# [Fragmento seleccionado]
Se trata de la visita de más alto nivel entre los dos países hasta la fecha.

El objetivo del viaje era acercar posturas sobre las condiciones del encuentro entre Kim y Trump y saber si Kim tiene verdadera voluntad de negocia sobre el programa de armas nucleares de Pyongyang, de acuerdo con las fuentes citadas por el diario The Washington Post, la cadena CNN, Reuters y la BBC.

Pompeo dirige aún la CIA pero Trump le ha nominado para sustituir a Rex Tillerson al frente del Departamento de Estado.

Además de la cumbre entre Estados Unidos y Corea del Norte, ambas Coreas preparan la suya, que tendrá lugar el próximo 27 de abril entre Kim Jong un y el presidente surcoreano Moon Kae-in. Según fuentes oficiales surcoreanas, la cumbre podría dar el paso histórico de acabar con el estado de guerra entre ambos países y alcanzar un acuerdo de paz.

# [Lo solicitado]
Transcriba del fragmento sobre el encuentro entre Kim y Trump el pasaje que comienza en las palabras "Se trata de" y termina después de "acuerdo de paz.". El material que aparece a continuación es independiente del fragmento anterior.

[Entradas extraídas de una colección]
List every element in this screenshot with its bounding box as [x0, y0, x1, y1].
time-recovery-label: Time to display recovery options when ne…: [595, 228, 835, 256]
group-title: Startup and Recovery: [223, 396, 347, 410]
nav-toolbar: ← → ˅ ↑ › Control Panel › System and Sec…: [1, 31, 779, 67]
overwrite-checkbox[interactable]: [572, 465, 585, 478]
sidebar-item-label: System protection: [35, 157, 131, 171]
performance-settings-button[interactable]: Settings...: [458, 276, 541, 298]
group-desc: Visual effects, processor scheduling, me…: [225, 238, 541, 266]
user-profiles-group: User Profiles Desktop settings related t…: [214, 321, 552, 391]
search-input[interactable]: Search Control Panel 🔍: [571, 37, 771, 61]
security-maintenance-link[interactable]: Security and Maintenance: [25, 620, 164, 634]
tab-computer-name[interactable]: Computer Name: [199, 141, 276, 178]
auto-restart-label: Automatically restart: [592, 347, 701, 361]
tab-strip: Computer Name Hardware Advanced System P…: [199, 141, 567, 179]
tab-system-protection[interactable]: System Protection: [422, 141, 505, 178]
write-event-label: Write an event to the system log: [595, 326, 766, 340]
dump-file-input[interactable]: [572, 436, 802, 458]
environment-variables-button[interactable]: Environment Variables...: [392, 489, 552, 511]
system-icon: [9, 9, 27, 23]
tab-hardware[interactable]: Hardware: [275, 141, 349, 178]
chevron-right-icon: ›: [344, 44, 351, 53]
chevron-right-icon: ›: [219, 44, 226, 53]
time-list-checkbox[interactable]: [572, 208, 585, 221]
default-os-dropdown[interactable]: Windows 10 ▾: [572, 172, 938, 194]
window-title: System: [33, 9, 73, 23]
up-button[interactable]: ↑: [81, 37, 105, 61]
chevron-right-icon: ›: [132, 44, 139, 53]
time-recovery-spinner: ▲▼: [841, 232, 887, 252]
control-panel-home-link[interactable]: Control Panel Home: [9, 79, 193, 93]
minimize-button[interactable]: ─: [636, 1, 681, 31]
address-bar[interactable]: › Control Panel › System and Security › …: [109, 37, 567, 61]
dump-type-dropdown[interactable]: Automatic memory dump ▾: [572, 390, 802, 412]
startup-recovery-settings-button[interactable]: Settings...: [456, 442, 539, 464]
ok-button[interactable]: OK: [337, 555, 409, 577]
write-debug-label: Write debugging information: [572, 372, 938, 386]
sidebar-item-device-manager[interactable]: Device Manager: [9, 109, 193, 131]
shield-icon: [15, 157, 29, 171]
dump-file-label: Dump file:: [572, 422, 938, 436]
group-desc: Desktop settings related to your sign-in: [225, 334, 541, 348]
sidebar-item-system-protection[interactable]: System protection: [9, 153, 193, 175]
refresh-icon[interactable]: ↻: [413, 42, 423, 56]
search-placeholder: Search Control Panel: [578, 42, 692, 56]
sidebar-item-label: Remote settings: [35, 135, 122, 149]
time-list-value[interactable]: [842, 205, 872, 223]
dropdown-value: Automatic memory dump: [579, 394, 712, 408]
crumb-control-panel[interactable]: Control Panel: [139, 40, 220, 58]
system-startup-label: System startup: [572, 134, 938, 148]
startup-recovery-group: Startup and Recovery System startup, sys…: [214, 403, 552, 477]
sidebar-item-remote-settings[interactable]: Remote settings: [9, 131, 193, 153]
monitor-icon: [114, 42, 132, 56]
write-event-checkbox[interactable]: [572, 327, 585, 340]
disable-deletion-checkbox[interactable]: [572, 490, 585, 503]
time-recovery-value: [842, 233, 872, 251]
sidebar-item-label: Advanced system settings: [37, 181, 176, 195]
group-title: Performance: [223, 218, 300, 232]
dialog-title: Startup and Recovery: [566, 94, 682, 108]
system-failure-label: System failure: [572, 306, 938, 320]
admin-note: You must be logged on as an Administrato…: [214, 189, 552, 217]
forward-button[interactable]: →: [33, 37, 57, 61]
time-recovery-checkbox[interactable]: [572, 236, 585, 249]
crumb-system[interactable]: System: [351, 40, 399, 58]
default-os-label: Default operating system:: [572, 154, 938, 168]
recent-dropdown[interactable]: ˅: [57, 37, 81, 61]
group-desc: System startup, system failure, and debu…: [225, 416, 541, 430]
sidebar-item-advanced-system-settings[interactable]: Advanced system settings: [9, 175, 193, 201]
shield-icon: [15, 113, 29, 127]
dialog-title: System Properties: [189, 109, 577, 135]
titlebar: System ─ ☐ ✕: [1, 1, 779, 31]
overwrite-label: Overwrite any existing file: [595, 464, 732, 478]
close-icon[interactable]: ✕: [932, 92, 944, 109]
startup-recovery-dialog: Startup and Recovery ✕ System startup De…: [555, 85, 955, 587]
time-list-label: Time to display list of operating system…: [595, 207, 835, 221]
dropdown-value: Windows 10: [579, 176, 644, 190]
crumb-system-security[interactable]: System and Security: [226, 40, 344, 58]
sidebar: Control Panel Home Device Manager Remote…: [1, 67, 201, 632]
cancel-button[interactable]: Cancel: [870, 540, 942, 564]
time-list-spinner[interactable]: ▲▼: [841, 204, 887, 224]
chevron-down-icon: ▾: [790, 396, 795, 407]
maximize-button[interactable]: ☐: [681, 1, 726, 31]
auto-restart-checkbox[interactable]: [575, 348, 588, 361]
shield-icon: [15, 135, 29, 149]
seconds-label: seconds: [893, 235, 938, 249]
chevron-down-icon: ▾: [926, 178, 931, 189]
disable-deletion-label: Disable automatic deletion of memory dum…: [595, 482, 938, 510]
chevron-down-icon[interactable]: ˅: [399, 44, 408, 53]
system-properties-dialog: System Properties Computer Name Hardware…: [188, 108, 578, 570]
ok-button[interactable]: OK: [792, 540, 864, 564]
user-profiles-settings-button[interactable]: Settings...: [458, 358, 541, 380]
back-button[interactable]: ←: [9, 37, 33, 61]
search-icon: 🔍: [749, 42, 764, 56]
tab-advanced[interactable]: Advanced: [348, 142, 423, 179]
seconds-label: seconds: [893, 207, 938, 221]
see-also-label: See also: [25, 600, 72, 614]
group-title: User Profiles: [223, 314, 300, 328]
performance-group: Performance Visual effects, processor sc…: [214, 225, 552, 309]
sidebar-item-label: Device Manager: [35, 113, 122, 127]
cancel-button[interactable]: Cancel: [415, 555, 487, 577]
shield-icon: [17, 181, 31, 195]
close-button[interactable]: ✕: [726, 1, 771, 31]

# [Espacio de respuesta]
Se trata de la visita de más alto nivel entre los dos países hasta la fecha.

El objetivo del viaje era acercar posturas sobre las condiciones del encuentro entre Kim y Trump y saber si Kim tiene verdadera voluntad de negocia sobre el programa de armas nucleares de Pyongyang, de acuerdo con las fuentes citadas por el diario The Washington Post, la cadena CNN, Reuters y la BBC.

Pompeo dirige aún la CIA pero Trump le ha nominado para sustituir a Rex Tillerson al frente del Departamento de Estado.

Además de la cumbre entre Estados Unidos y Corea del Norte, ambas Coreas preparan la suya, que tendrá lugar el próximo 27 de abril entre Kim Jong un y el presidente surcoreano Moon Kae-in. Según fuentes oficiales surcoreanas, la cumbre podría dar el paso histórico de acabar con el estado de guerra entre ambos países y alcanzar un acuerdo de paz.